● GIVEN TASK
Records follow. Copy every line with "vuosina".

● Dataset rows about figures

========

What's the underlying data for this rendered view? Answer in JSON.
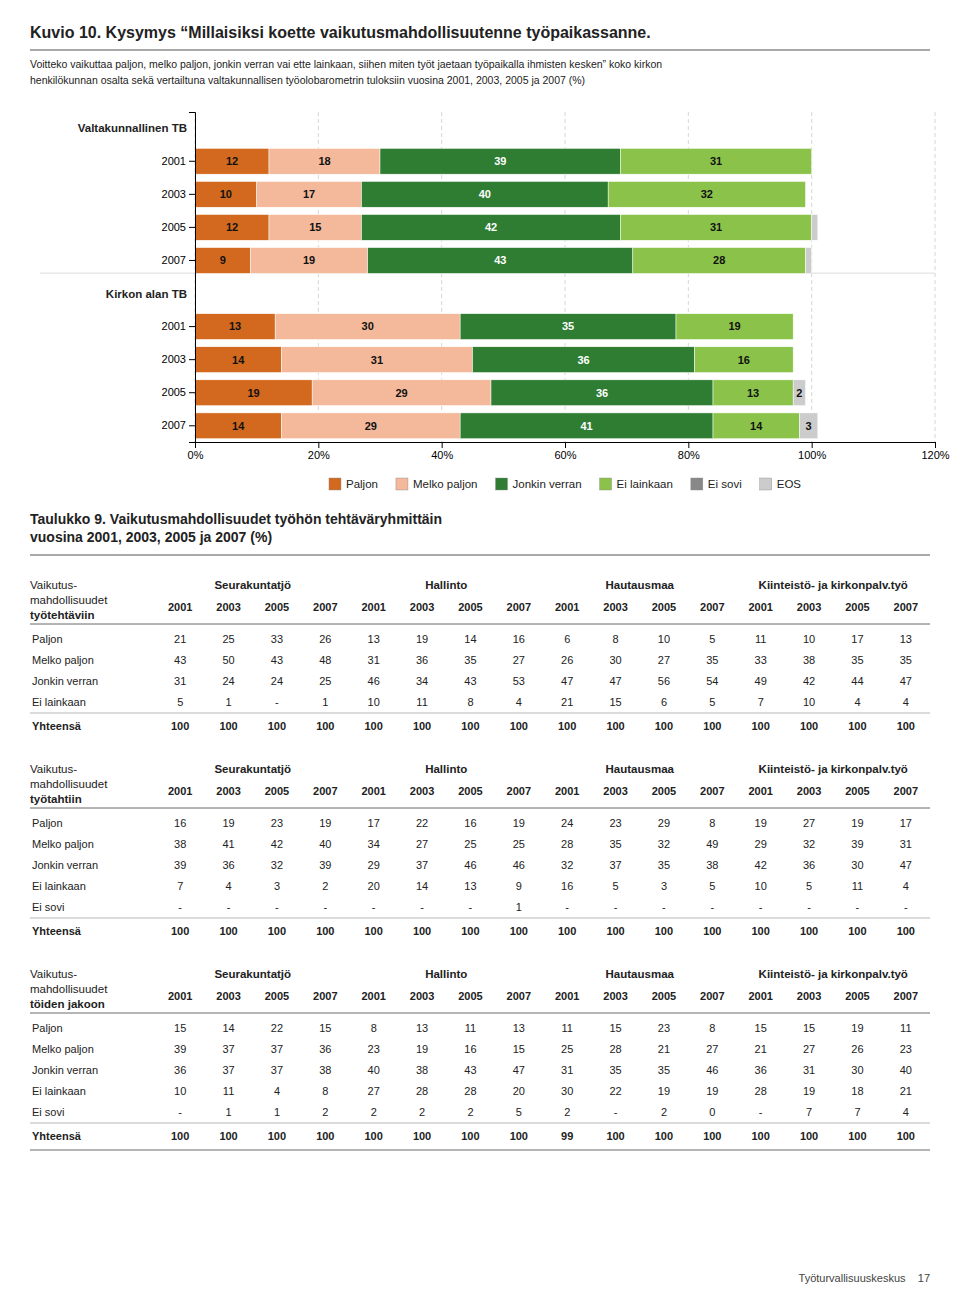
{
  "chart_data": {
    "type": "bar",
    "orientation": "horizontal",
    "stacked": true,
    "title": "Kuvio 10. Kysymys “Millaisiksi koette vaikutusmahdollisuutenne työpaikassanne.",
    "subtitle": [
      "Voitteko vaikuttaa paljon, melko paljon, jonkin verran vai ette lainkaan, siihen miten työt jaetaan työpaikalla ihmisten kesken” koko kirkon",
      "henkilökunnan osalta sekä vertailtuna valtakunnallisen työolobarometrin tuloksiin vuosina 2001, 2003, 2005 ja 2007 (%)"
    ],
    "annotations": [
      "Valtakunnallinen TB",
      "Kirkon alan TB"
    ],
    "categories": [
      "2001",
      "2003",
      "2005",
      "2007",
      "2001",
      "2003",
      "2005",
      "2007"
    ],
    "series": [
      {
        "name": "Paljon",
        "color": "#d2691e",
        "values": [
          12,
          10,
          12,
          9,
          13,
          14,
          19,
          14
        ]
      },
      {
        "name": "Melko paljon",
        "color": "#f4b89a",
        "values": [
          18,
          17,
          15,
          19,
          30,
          31,
          29,
          29
        ]
      },
      {
        "name": "Jonkin verran",
        "color": "#2e7d32",
        "values": [
          39,
          40,
          42,
          43,
          35,
          36,
          36,
          41
        ]
      },
      {
        "name": "Ei lainkaan",
        "color": "#8bc34a",
        "values": [
          31,
          32,
          31,
          28,
          19,
          16,
          13,
          14
        ]
      },
      {
        "name": "Ei sovi",
        "color": "#888888",
        "values": [
          0,
          0,
          0,
          0,
          0,
          0,
          0,
          0
        ]
      },
      {
        "name": "EOS",
        "color": "#cccccc",
        "values": [
          0,
          0,
          1,
          1,
          0,
          0,
          2,
          3
        ]
      }
    ],
    "xlim": [
      0,
      120
    ],
    "xticks": [
      {
        "value": 0,
        "label": "0%"
      },
      {
        "value": 20,
        "label": "20%"
      },
      {
        "value": 40,
        "label": "40%"
      },
      {
        "value": 60,
        "label": "60%"
      },
      {
        "value": 80,
        "label": "80%"
      },
      {
        "value": 100,
        "label": "100%"
      },
      {
        "value": 120,
        "label": "120%"
      }
    ],
    "grid": true,
    "legend": "bottom",
    "data_labels": true
  },
  "table": {
    "title": [
      "Taulukko 9.   Vaikutusmahdollisuudet työhön tehtäväryhmittäin",
      "vuosina 2001, 2003, 2005 ja 2007 (%)"
    ],
    "column_groups": [
      "Seurakuntatjö",
      "Hallinto",
      "Hautausmaa",
      "Kiinteistö- ja kirkonpalv.työ"
    ],
    "years": [
      "2001",
      "2003",
      "2005",
      "2007"
    ],
    "sections": [
      {
        "header": [
          "Vaikutus-",
          "mahdollisuudet",
          "työtehtäviin"
        ],
        "rows": [
          {
            "label": "Paljon",
            "values": [
              "21",
              "25",
              "33",
              "26",
              "13",
              "19",
              "14",
              "16",
              "6",
              "8",
              "10",
              "5",
              "11",
              "10",
              "17",
              "13"
            ]
          },
          {
            "label": "Melko paljon",
            "values": [
              "43",
              "50",
              "43",
              "48",
              "31",
              "36",
              "35",
              "27",
              "26",
              "30",
              "27",
              "35",
              "33",
              "38",
              "35",
              "35"
            ]
          },
          {
            "label": "Jonkin verran",
            "values": [
              "31",
              "24",
              "24",
              "25",
              "46",
              "34",
              "43",
              "53",
              "47",
              "47",
              "56",
              "54",
              "49",
              "42",
              "44",
              "47"
            ]
          },
          {
            "label": "Ei lainkaan",
            "values": [
              "5",
              "1",
              "-",
              "1",
              "10",
              "11",
              "8",
              "4",
              "21",
              "15",
              "6",
              "5",
              "7",
              "10",
              "4",
              "4"
            ]
          },
          {
            "label": "Yhteensä",
            "values": [
              "100",
              "100",
              "100",
              "100",
              "100",
              "100",
              "100",
              "100",
              "100",
              "100",
              "100",
              "100",
              "100",
              "100",
              "100",
              "100"
            ]
          }
        ]
      },
      {
        "header": [
          "Vaikutus-",
          "mahdollisuudet",
          "työtahtiin"
        ],
        "rows": [
          {
            "label": "Paljon",
            "values": [
              "16",
              "19",
              "23",
              "19",
              "17",
              "22",
              "16",
              "19",
              "24",
              "23",
              "29",
              "8",
              "19",
              "27",
              "19",
              "17"
            ]
          },
          {
            "label": "Melko paljon",
            "values": [
              "38",
              "41",
              "42",
              "40",
              "34",
              "27",
              "25",
              "25",
              "28",
              "35",
              "32",
              "49",
              "29",
              "32",
              "39",
              "31"
            ]
          },
          {
            "label": "Jonkin verran",
            "values": [
              "39",
              "36",
              "32",
              "39",
              "29",
              "37",
              "46",
              "46",
              "32",
              "37",
              "35",
              "38",
              "42",
              "36",
              "30",
              "47"
            ]
          },
          {
            "label": "Ei lainkaan",
            "values": [
              "7",
              "4",
              "3",
              "2",
              "20",
              "14",
              "13",
              "9",
              "16",
              "5",
              "3",
              "5",
              "10",
              "5",
              "11",
              "4"
            ]
          },
          {
            "label": "Ei sovi",
            "values": [
              "-",
              "-",
              "-",
              "-",
              "-",
              "-",
              "-",
              "1",
              "-",
              "-",
              "-",
              "-",
              "-",
              "-",
              "-",
              "-"
            ]
          },
          {
            "label": "Yhteensä",
            "values": [
              "100",
              "100",
              "100",
              "100",
              "100",
              "100",
              "100",
              "100",
              "100",
              "100",
              "100",
              "100",
              "100",
              "100",
              "100",
              "100"
            ]
          }
        ]
      },
      {
        "header": [
          "Vaikutus-",
          "mahdollisuudet",
          "töiden jakoon"
        ],
        "rows": [
          {
            "label": "Paljon",
            "values": [
              "15",
              "14",
              "22",
              "15",
              "8",
              "13",
              "11",
              "13",
              "11",
              "15",
              "23",
              "8",
              "15",
              "15",
              "19",
              "11"
            ]
          },
          {
            "label": "Melko paljon",
            "values": [
              "39",
              "37",
              "37",
              "36",
              "23",
              "19",
              "16",
              "15",
              "25",
              "28",
              "21",
              "27",
              "21",
              "27",
              "26",
              "23"
            ]
          },
          {
            "label": "Jonkin verran",
            "values": [
              "36",
              "37",
              "37",
              "38",
              "40",
              "38",
              "43",
              "47",
              "31",
              "35",
              "35",
              "46",
              "36",
              "31",
              "30",
              "40"
            ]
          },
          {
            "label": "Ei lainkaan",
            "values": [
              "10",
              "11",
              "4",
              "8",
              "27",
              "28",
              "28",
              "20",
              "30",
              "22",
              "19",
              "19",
              "28",
              "19",
              "18",
              "21"
            ]
          },
          {
            "label": "Ei sovi",
            "values": [
              "-",
              "1",
              "1",
              "2",
              "2",
              "2",
              "2",
              "5",
              "2",
              "-",
              "2",
              "0",
              "-",
              "7",
              "7",
              "4"
            ]
          },
          {
            "label": "Yhteensä",
            "values": [
              "100",
              "100",
              "100",
              "100",
              "100",
              "100",
              "100",
              "100",
              "99",
              "100",
              "100",
              "100",
              "100",
              "100",
              "100",
              "100"
            ]
          }
        ]
      }
    ]
  },
  "footer": "Työturvallisuuskeskus    17"
}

========

● SOLVED PROBLEM
      "henkilökunnan osalta sekä vertailtuna valtakunnallisen työolobarometrin tuloksiin vuosina 2001, 2003, 2005 ja 2007 (%)"
      "vuosina 2001, 2003, 2005 ja 2007 (%)"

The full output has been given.